Task input.

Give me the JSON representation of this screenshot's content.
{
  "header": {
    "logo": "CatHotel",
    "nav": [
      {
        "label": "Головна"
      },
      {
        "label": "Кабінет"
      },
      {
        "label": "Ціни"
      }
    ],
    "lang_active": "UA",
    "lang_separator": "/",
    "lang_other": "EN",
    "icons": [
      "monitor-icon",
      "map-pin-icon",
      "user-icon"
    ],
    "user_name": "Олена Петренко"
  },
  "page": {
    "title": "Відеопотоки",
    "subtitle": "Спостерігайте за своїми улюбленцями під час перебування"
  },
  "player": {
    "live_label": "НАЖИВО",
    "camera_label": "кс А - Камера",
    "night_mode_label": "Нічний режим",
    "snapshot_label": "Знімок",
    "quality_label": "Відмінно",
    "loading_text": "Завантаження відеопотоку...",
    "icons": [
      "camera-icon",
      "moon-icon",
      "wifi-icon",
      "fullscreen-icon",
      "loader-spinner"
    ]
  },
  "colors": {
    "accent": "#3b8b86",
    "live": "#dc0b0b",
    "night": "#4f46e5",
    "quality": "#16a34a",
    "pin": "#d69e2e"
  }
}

To do.
Your task is to repeat the data exactly; please include every line.

Response below.
Give me the JSON representation of this screenshot's content.
{
  "header": {
    "logo": "CatHotel",
    "nav": [
      {
        "label": "Головна"
      },
      {
        "label": "Кабінет"
      },
      {
        "label": "Ціни"
      }
    ],
    "lang_active": "UA",
    "lang_separator": "/",
    "lang_other": "EN",
    "icons": [
      "monitor-icon",
      "map-pin-icon",
      "user-icon"
    ],
    "user_name": "Олена Петренко"
  },
  "page": {
    "title": "Відеопотоки",
    "subtitle": "Спостерігайте за своїми улюбленцями під час перебування"
  },
  "player": {
    "live_label": "НАЖИВО",
    "camera_label": "кс А - Камера",
    "night_mode_label": "Нічний режим",
    "snapshot_label": "Знімок",
    "quality_label": "Відмінно",
    "loading_text": "Завантаження відеопотоку...",
    "icons": [
      "camera-icon",
      "moon-icon",
      "wifi-icon",
      "fullscreen-icon",
      "loader-spinner"
    ]
  },
  "colors": {
    "accent": "#3b8b86",
    "live": "#dc0b0b",
    "night": "#4f46e5",
    "quality": "#16a34a",
    "pin": "#d69e2e"
  }
}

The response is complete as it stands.